» Exercise directions
Provide an exact copy of the data, excluding the images.

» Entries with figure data
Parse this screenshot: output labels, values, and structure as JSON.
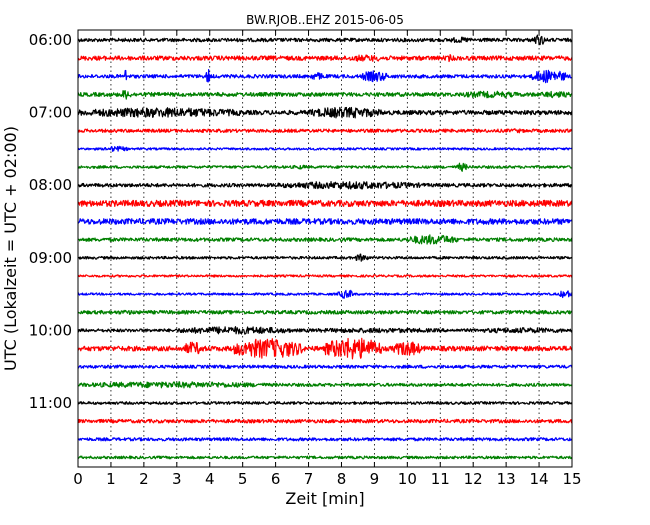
{
  "chart_data": {
    "type": "line",
    "title": "BW.RJOB..EHZ 2015-06-05",
    "xlabel": "Zeit  [min]",
    "ylabel": "UTC (Lokalzeit = UTC + 02:00)",
    "xlim": [
      0,
      15
    ],
    "x_ticks": [
      "0",
      "1",
      "2",
      "3",
      "4",
      "5",
      "6",
      "7",
      "8",
      "9",
      "10",
      "11",
      "12",
      "13",
      "14",
      "15"
    ],
    "y_tick_labels": [
      "06:00",
      "07:00",
      "08:00",
      "09:00",
      "10:00",
      "11:00"
    ],
    "grid": "vertical dotted lines at each minute",
    "trace_interval_min": 15,
    "color_cycle": [
      "#000000",
      "#ff0000",
      "#0000ff",
      "#008000"
    ],
    "traces": [
      {
        "start": "06:00",
        "color": "#000000",
        "base": 0.16,
        "events": [
          [
            4,
            9,
            0.14
          ],
          [
            11.2,
            12,
            0.26
          ],
          [
            13.8,
            14.2,
            0.5
          ]
        ]
      },
      {
        "start": "06:15",
        "color": "#ff0000",
        "base": 0.2,
        "events": [
          [
            2,
            7,
            0.2
          ],
          [
            8,
            9.5,
            0.3
          ],
          [
            11.2,
            11.4,
            0.35
          ]
        ]
      },
      {
        "start": "06:30",
        "color": "#0000ff",
        "base": 0.16,
        "events": [
          [
            1.4,
            1.5,
            0.7
          ],
          [
            3.9,
            4,
            0.8
          ],
          [
            7,
            7.5,
            0.35
          ],
          [
            8.6,
            9.4,
            0.5
          ],
          [
            13.8,
            14.8,
            0.6
          ]
        ]
      },
      {
        "start": "06:45",
        "color": "#008000",
        "base": 0.18,
        "events": [
          [
            1.3,
            1.6,
            0.45
          ],
          [
            4,
            5,
            0.18
          ],
          [
            11.5,
            13.5,
            0.3
          ],
          [
            14,
            15,
            0.3
          ]
        ]
      },
      {
        "start": "07:00",
        "color": "#000000",
        "base": 0.2,
        "events": [
          [
            0,
            5,
            0.45
          ],
          [
            7,
            9.2,
            0.5
          ]
        ]
      },
      {
        "start": "07:15",
        "color": "#ff0000",
        "base": 0.15,
        "events": [
          [
            1,
            4,
            0.12
          ],
          [
            13,
            13.6,
            0.2
          ]
        ]
      },
      {
        "start": "07:30",
        "color": "#0000ff",
        "base": 0.1,
        "events": [
          [
            0.8,
            1.5,
            0.25
          ]
        ]
      },
      {
        "start": "07:45",
        "color": "#008000",
        "base": 0.12,
        "events": [
          [
            6.5,
            7,
            0.2
          ],
          [
            11.5,
            11.8,
            0.4
          ]
        ]
      },
      {
        "start": "08:00",
        "color": "#000000",
        "base": 0.16,
        "events": [
          [
            6,
            10.5,
            0.35
          ]
        ]
      },
      {
        "start": "08:15",
        "color": "#ff0000",
        "base": 0.28,
        "events": []
      },
      {
        "start": "08:30",
        "color": "#0000ff",
        "base": 0.26,
        "events": [
          [
            6,
            9,
            0.1
          ]
        ]
      },
      {
        "start": "08:45",
        "color": "#008000",
        "base": 0.16,
        "events": [
          [
            10,
            11.5,
            0.45
          ]
        ]
      },
      {
        "start": "09:00",
        "color": "#000000",
        "base": 0.12,
        "events": [
          [
            8.4,
            8.8,
            0.35
          ]
        ]
      },
      {
        "start": "09:15",
        "color": "#ff0000",
        "base": 0.1,
        "events": []
      },
      {
        "start": "09:30",
        "color": "#0000ff",
        "base": 0.1,
        "events": [
          [
            7.9,
            8.4,
            0.4
          ],
          [
            14.6,
            15,
            0.35
          ]
        ]
      },
      {
        "start": "09:45",
        "color": "#008000",
        "base": 0.16,
        "events": [
          [
            1,
            2,
            0.2
          ]
        ]
      },
      {
        "start": "10:00",
        "color": "#000000",
        "base": 0.14,
        "events": [
          [
            3,
            6.5,
            0.35
          ],
          [
            6.5,
            11.5,
            0.22
          ],
          [
            12,
            15,
            0.25
          ]
        ]
      },
      {
        "start": "10:15",
        "color": "#ff0000",
        "base": 0.22,
        "events": [
          [
            3.2,
            3.8,
            0.6
          ],
          [
            4.7,
            6.8,
            0.9
          ],
          [
            7.5,
            9.2,
            1.0
          ],
          [
            9.6,
            10.4,
            0.7
          ]
        ]
      },
      {
        "start": "10:30",
        "color": "#0000ff",
        "base": 0.14,
        "events": [
          [
            10,
            11,
            0.15
          ]
        ]
      },
      {
        "start": "10:45",
        "color": "#008000",
        "base": 0.14,
        "events": [
          [
            0,
            5.8,
            0.28
          ]
        ]
      },
      {
        "start": "11:00",
        "color": "#000000",
        "base": 0.12,
        "events": []
      },
      {
        "start": "11:15",
        "color": "#ff0000",
        "base": 0.16,
        "events": [
          [
            10.5,
            11.5,
            0.1
          ]
        ]
      },
      {
        "start": "11:30",
        "color": "#0000ff",
        "base": 0.14,
        "events": []
      },
      {
        "start": "11:45",
        "color": "#008000",
        "base": 0.12,
        "events": []
      }
    ]
  }
}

» Correct result
Parse this screenshot: output labels, values, and structure as JSON.
{
  "chart_data": {
    "type": "line",
    "title": "BW.RJOB..EHZ 2015-06-05",
    "xlabel": "Zeit  [min]",
    "ylabel": "UTC (Lokalzeit = UTC + 02:00)",
    "xlim": [
      0,
      15
    ],
    "x_ticks": [
      "0",
      "1",
      "2",
      "3",
      "4",
      "5",
      "6",
      "7",
      "8",
      "9",
      "10",
      "11",
      "12",
      "13",
      "14",
      "15"
    ],
    "y_tick_labels": [
      "06:00",
      "07:00",
      "08:00",
      "09:00",
      "10:00",
      "11:00"
    ],
    "grid": "vertical dotted lines at each minute",
    "trace_interval_min": 15,
    "color_cycle": [
      "#000000",
      "#ff0000",
      "#0000ff",
      "#008000"
    ],
    "traces": [
      {
        "start": "06:00",
        "color": "#000000",
        "base": 0.16,
        "events": [
          [
            4,
            9,
            0.14
          ],
          [
            11.2,
            12,
            0.26
          ],
          [
            13.8,
            14.2,
            0.5
          ]
        ]
      },
      {
        "start": "06:15",
        "color": "#ff0000",
        "base": 0.2,
        "events": [
          [
            2,
            7,
            0.2
          ],
          [
            8,
            9.5,
            0.3
          ],
          [
            11.2,
            11.4,
            0.35
          ]
        ]
      },
      {
        "start": "06:30",
        "color": "#0000ff",
        "base": 0.16,
        "events": [
          [
            1.4,
            1.5,
            0.7
          ],
          [
            3.9,
            4,
            0.8
          ],
          [
            7,
            7.5,
            0.35
          ],
          [
            8.6,
            9.4,
            0.5
          ],
          [
            13.8,
            14.8,
            0.6
          ]
        ]
      },
      {
        "start": "06:45",
        "color": "#008000",
        "base": 0.18,
        "events": [
          [
            1.3,
            1.6,
            0.45
          ],
          [
            4,
            5,
            0.18
          ],
          [
            11.5,
            13.5,
            0.3
          ],
          [
            14,
            15,
            0.3
          ]
        ]
      },
      {
        "start": "07:00",
        "color": "#000000",
        "base": 0.2,
        "events": [
          [
            0,
            5,
            0.45
          ],
          [
            7,
            9.2,
            0.5
          ]
        ]
      },
      {
        "start": "07:15",
        "color": "#ff0000",
        "base": 0.15,
        "events": [
          [
            1,
            4,
            0.12
          ],
          [
            13,
            13.6,
            0.2
          ]
        ]
      },
      {
        "start": "07:30",
        "color": "#0000ff",
        "base": 0.1,
        "events": [
          [
            0.8,
            1.5,
            0.25
          ]
        ]
      },
      {
        "start": "07:45",
        "color": "#008000",
        "base": 0.12,
        "events": [
          [
            6.5,
            7,
            0.2
          ],
          [
            11.5,
            11.8,
            0.4
          ]
        ]
      },
      {
        "start": "08:00",
        "color": "#000000",
        "base": 0.16,
        "events": [
          [
            6,
            10.5,
            0.35
          ]
        ]
      },
      {
        "start": "08:15",
        "color": "#ff0000",
        "base": 0.28,
        "events": []
      },
      {
        "start": "08:30",
        "color": "#0000ff",
        "base": 0.26,
        "events": [
          [
            6,
            9,
            0.1
          ]
        ]
      },
      {
        "start": "08:45",
        "color": "#008000",
        "base": 0.16,
        "events": [
          [
            10,
            11.5,
            0.45
          ]
        ]
      },
      {
        "start": "09:00",
        "color": "#000000",
        "base": 0.12,
        "events": [
          [
            8.4,
            8.8,
            0.35
          ]
        ]
      },
      {
        "start": "09:15",
        "color": "#ff0000",
        "base": 0.1,
        "events": []
      },
      {
        "start": "09:30",
        "color": "#0000ff",
        "base": 0.1,
        "events": [
          [
            7.9,
            8.4,
            0.4
          ],
          [
            14.6,
            15,
            0.35
          ]
        ]
      },
      {
        "start": "09:45",
        "color": "#008000",
        "base": 0.16,
        "events": [
          [
            1,
            2,
            0.2
          ]
        ]
      },
      {
        "start": "10:00",
        "color": "#000000",
        "base": 0.14,
        "events": [
          [
            3,
            6.5,
            0.35
          ],
          [
            6.5,
            11.5,
            0.22
          ],
          [
            12,
            15,
            0.25
          ]
        ]
      },
      {
        "start": "10:15",
        "color": "#ff0000",
        "base": 0.22,
        "events": [
          [
            3.2,
            3.8,
            0.6
          ],
          [
            4.7,
            6.8,
            0.9
          ],
          [
            7.5,
            9.2,
            1.0
          ],
          [
            9.6,
            10.4,
            0.7
          ]
        ]
      },
      {
        "start": "10:30",
        "color": "#0000ff",
        "base": 0.14,
        "events": [
          [
            10,
            11,
            0.15
          ]
        ]
      },
      {
        "start": "10:45",
        "color": "#008000",
        "base": 0.14,
        "events": [
          [
            0,
            5.8,
            0.28
          ]
        ]
      },
      {
        "start": "11:00",
        "color": "#000000",
        "base": 0.12,
        "events": []
      },
      {
        "start": "11:15",
        "color": "#ff0000",
        "base": 0.16,
        "events": [
          [
            10.5,
            11.5,
            0.1
          ]
        ]
      },
      {
        "start": "11:30",
        "color": "#0000ff",
        "base": 0.14,
        "events": []
      },
      {
        "start": "11:45",
        "color": "#008000",
        "base": 0.12,
        "events": []
      }
    ]
  }
}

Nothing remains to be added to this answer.